■ Requirement
Look through the records below, and copy out every line that holds the string "Solar".

--- Start of Extracted material ---

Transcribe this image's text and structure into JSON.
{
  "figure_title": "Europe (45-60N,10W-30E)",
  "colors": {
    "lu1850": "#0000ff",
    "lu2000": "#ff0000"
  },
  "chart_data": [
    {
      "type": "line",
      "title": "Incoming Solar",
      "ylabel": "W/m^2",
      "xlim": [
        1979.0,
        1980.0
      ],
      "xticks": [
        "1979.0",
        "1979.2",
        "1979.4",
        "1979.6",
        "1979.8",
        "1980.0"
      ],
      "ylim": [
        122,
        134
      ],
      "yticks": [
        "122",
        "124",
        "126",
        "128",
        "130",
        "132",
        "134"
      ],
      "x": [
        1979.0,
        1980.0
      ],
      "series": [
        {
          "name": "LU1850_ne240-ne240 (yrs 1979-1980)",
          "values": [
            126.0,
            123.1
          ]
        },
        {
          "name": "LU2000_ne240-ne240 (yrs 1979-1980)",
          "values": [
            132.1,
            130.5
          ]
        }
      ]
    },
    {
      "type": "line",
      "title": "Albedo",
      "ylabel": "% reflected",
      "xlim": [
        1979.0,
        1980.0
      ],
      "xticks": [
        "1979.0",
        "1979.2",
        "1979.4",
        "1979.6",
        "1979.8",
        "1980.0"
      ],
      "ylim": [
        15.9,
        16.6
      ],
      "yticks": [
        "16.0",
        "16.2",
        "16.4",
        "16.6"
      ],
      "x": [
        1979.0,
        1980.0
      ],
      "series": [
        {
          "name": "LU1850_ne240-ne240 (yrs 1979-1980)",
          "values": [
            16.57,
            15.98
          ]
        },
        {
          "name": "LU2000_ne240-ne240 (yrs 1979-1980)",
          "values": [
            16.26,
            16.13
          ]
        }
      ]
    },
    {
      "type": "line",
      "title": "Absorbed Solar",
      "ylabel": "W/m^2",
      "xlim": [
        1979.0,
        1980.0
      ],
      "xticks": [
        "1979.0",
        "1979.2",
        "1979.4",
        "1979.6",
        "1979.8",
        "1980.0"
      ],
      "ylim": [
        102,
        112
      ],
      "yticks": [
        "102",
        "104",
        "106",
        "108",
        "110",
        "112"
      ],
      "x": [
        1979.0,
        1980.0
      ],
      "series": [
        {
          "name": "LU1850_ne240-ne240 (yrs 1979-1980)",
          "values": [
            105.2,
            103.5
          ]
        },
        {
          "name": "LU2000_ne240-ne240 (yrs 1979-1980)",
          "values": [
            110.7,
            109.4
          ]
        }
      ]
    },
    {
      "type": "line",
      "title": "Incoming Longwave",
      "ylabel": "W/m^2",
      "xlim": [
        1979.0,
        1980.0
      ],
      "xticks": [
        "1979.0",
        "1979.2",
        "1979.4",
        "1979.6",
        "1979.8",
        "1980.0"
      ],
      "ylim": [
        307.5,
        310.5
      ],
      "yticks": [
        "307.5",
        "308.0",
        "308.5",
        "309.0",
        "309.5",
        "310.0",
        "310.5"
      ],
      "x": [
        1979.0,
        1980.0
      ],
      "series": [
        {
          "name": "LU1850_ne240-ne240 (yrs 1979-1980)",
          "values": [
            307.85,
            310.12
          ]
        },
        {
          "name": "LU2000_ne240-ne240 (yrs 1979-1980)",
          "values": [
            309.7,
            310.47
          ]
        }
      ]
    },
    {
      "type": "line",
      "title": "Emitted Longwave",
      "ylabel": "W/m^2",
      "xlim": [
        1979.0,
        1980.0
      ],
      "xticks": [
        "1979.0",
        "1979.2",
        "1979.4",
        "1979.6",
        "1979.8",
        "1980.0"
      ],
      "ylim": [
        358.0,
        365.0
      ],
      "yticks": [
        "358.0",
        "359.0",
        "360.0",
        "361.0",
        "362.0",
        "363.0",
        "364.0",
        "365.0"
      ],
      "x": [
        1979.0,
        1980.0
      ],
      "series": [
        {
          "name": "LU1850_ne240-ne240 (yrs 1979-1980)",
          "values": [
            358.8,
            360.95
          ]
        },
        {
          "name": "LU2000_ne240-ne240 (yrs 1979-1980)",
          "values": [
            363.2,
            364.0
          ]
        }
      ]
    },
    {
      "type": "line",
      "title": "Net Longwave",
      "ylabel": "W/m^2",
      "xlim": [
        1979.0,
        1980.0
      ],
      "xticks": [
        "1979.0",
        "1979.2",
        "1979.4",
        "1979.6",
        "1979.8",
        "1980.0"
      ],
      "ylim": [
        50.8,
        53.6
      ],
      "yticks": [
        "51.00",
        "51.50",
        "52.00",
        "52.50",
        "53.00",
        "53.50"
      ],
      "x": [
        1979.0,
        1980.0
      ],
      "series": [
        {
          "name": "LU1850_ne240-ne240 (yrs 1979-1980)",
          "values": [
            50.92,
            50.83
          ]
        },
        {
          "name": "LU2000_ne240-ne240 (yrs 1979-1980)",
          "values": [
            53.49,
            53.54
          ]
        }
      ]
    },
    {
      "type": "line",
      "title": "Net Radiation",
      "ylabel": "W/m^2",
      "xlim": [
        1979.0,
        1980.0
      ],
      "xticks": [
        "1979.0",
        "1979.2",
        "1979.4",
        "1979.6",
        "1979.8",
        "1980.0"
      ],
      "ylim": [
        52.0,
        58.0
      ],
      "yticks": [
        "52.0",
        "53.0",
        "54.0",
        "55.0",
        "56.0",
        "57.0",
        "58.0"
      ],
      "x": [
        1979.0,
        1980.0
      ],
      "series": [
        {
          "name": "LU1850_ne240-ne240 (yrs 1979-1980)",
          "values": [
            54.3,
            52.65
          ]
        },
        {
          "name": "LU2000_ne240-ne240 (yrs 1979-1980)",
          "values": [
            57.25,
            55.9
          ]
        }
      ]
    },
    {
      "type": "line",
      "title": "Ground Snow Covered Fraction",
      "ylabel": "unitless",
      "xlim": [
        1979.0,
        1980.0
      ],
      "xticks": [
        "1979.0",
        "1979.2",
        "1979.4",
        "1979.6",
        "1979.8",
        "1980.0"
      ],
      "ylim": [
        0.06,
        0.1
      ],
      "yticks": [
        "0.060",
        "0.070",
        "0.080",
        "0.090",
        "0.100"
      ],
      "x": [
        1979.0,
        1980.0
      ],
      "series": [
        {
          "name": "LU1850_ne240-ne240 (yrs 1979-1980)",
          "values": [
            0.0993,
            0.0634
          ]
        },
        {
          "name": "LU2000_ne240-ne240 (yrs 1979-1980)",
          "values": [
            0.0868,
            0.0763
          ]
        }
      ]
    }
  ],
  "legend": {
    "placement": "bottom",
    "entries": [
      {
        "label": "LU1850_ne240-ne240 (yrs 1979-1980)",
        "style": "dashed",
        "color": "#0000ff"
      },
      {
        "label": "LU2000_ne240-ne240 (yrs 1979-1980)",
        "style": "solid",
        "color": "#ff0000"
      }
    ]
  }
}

--- End of Extracted material ---

■ Result of the task
      "title": "Incoming Solar",
      "title": "Absorbed Solar",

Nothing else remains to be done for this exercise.